Your objective ▸ Every line below that has "name" in it should be copied.

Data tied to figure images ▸
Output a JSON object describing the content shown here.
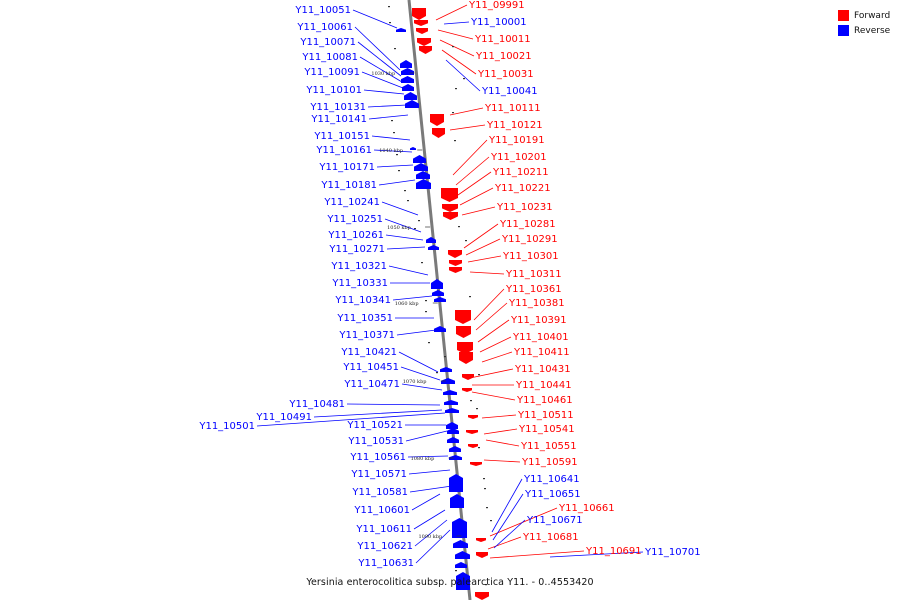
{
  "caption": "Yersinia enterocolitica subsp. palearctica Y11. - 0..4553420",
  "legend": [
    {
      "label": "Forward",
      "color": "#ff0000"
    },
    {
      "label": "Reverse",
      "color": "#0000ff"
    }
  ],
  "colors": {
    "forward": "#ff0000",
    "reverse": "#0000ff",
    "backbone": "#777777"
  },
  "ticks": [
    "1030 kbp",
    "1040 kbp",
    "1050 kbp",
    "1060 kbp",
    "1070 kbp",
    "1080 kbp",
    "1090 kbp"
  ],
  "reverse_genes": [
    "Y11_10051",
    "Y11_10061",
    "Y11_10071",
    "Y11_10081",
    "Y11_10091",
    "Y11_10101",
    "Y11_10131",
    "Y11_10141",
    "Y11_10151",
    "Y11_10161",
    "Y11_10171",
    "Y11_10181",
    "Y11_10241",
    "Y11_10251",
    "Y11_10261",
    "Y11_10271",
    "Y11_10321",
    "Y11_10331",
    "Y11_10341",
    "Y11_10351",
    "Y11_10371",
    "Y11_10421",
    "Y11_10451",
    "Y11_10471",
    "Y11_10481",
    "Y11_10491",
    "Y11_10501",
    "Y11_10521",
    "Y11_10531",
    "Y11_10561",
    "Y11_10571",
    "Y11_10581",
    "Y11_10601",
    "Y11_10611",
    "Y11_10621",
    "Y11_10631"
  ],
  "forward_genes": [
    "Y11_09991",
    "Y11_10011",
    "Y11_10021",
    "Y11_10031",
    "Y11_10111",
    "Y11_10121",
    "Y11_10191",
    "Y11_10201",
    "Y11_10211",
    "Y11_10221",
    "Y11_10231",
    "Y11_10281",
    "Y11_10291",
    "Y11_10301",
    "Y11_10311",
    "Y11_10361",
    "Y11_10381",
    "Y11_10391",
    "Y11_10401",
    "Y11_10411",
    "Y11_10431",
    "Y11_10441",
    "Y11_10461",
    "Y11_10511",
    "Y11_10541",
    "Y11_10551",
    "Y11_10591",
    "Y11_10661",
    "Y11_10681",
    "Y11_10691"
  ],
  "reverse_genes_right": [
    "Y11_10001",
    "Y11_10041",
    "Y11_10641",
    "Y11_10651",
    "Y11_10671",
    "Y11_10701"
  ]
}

--

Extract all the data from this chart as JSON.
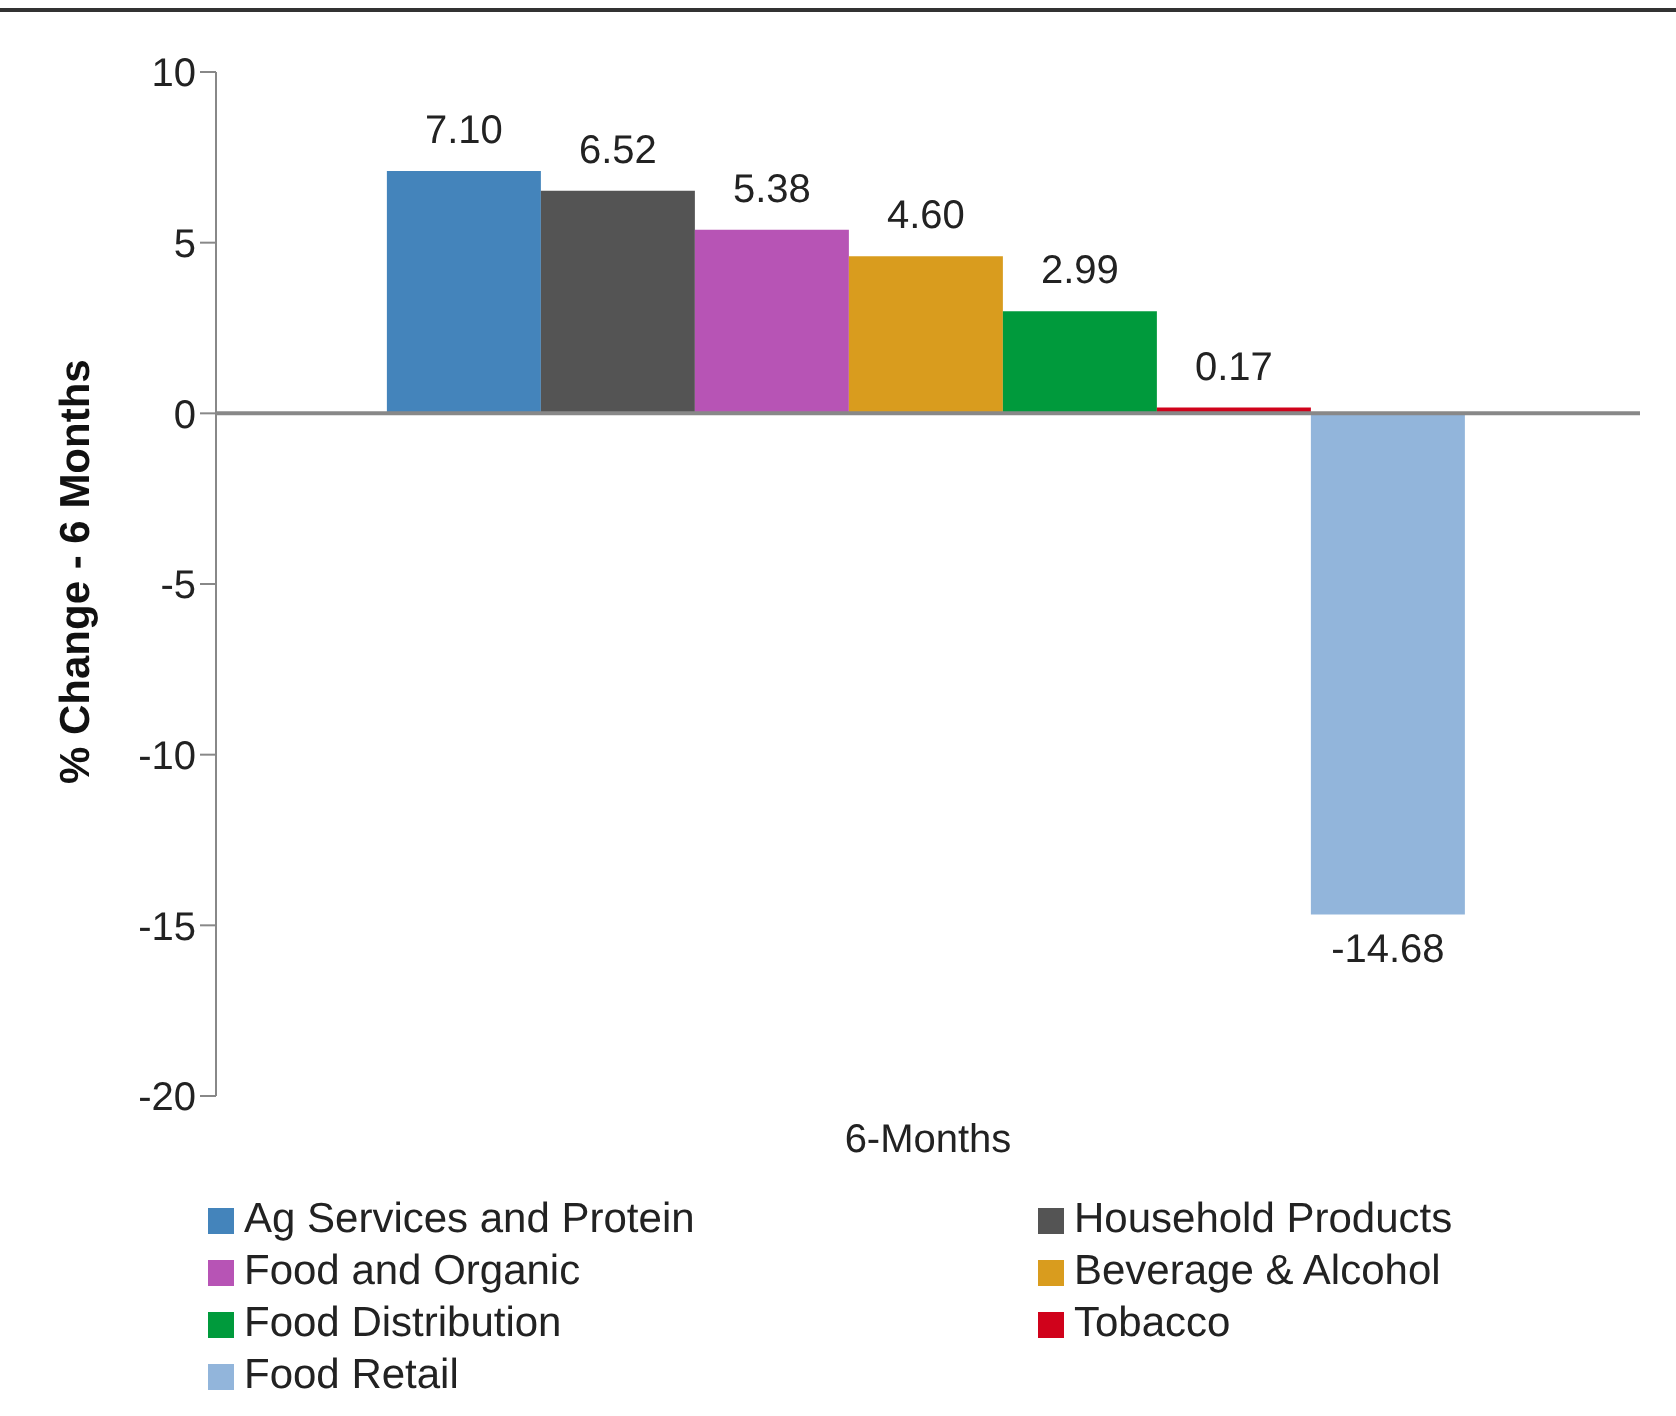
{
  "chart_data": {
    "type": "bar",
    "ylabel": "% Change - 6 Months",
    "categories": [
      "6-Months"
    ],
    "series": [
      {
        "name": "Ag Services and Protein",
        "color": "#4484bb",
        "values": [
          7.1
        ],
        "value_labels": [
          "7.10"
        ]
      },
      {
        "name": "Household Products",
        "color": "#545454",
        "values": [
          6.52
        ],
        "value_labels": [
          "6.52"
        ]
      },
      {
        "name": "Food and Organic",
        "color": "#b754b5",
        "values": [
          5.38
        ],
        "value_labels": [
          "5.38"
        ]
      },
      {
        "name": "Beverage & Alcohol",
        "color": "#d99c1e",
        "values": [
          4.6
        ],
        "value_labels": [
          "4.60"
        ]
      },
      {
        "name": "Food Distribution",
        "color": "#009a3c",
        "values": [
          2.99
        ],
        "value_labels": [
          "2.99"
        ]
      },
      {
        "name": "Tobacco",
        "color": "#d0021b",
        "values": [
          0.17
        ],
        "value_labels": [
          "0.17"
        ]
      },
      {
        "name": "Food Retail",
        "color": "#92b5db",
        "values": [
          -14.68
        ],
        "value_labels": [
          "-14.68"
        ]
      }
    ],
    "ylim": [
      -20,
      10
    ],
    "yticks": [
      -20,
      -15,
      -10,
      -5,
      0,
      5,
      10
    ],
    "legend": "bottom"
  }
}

Result of the task ▸
        "name": "Ag Services and Protein",
        "name": "Household Products",
        "name": "Food and Organic",
        "name": "Beverage & Alcohol",
        "name": "Food Distribution",
        "name": "Tobacco",
        "name": "Food Retail",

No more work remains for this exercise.